(Your task): Leave out any picture and return the remaining listing below exactly as given.

Excerpt from a dataset:
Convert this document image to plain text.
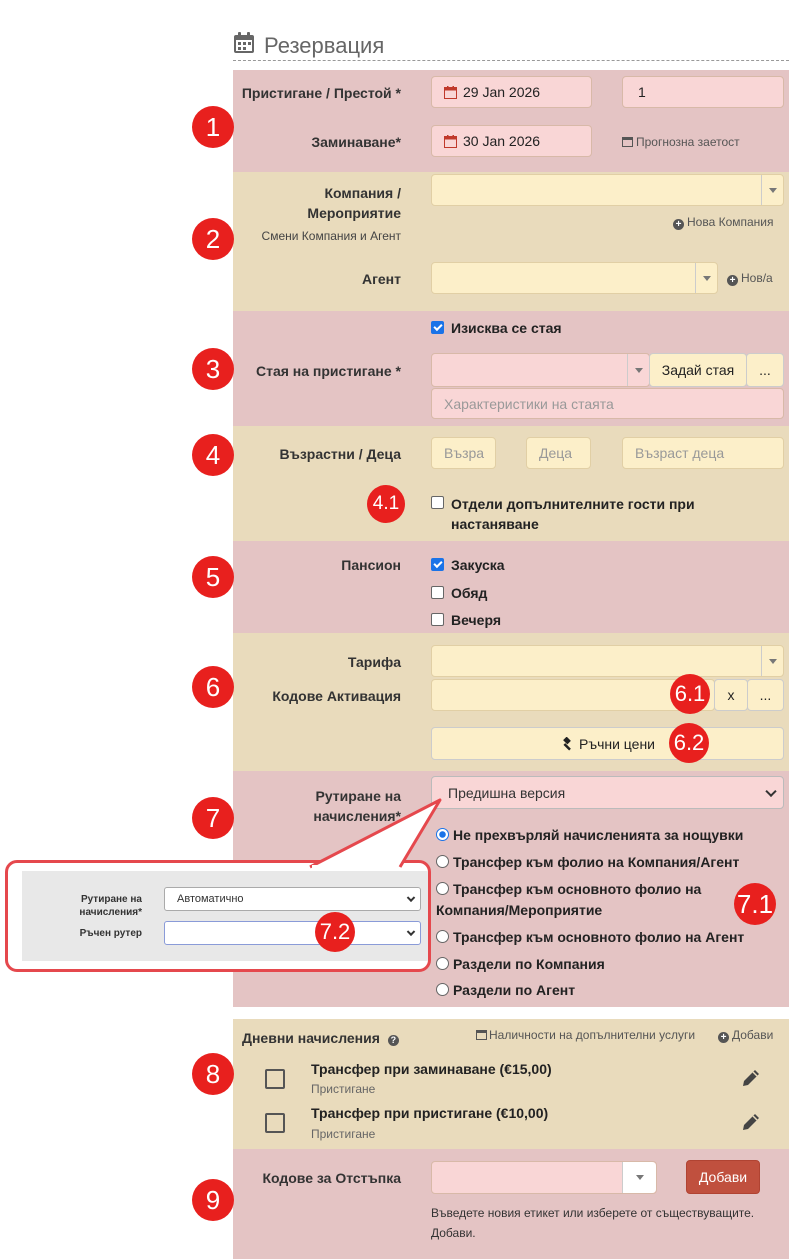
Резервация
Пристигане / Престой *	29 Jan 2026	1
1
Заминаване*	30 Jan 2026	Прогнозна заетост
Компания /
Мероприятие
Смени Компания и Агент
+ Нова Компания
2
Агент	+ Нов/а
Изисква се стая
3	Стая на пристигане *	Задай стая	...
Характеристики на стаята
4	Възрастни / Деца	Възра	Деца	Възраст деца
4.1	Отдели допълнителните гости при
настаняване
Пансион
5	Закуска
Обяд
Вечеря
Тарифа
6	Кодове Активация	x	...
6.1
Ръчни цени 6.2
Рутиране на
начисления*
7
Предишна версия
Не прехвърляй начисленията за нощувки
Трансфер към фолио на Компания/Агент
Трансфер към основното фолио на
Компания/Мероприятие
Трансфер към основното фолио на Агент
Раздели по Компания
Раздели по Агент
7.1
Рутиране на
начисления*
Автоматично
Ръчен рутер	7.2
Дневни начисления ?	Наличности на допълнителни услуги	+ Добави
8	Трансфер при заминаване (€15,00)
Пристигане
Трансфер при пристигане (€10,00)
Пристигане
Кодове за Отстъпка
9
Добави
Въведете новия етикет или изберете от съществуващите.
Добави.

(Result):
Convert this document image to plain text.
Резервация
Пристигане / Престой *	29 Jan 2026	1
1
Заминаване*	30 Jan 2026	Прогнозна заетост
Компания /
Мероприятие
Смени Компания и Агент
+ Нова Компания
2
Агент	+ Нов/а
Изисква се стая
3	Стая на пристигане *	Задай стая	...
Характеристики на стаята
4	Възрастни / Деца	Възра	Деца	Възраст деца
4.1	Отдели допълнителните гости при
настаняване
Пансион
5	Закуска
Обяд
Вечеря
Тарифа
6	Кодове Активация	x	...
6.1
Ръчни цени 6.2
Рутиране на
начисления*
7
Предишна версия
Не прехвърляй начисленията за нощувки
Трансфер към фолио на Компания/Агент
Трансфер към основното фолио на
Компания/Мероприятие
Трансфер към основното фолио на Агент
Раздели по Компания
Раздели по Агент
7.1
Рутиране на
начисления*
Автоматично
Ръчен рутер	7.2
Дневни начисления ?	Наличности на допълнителни услуги	+ Добави
8	Трансфер при заминаване (€15,00)
Пристигане
Трансфер при пристигане (€10,00)
Пристигане
Кодове за Отстъпка
9
Добави
Въведете новия етикет или изберете от съществуващите.
Добави.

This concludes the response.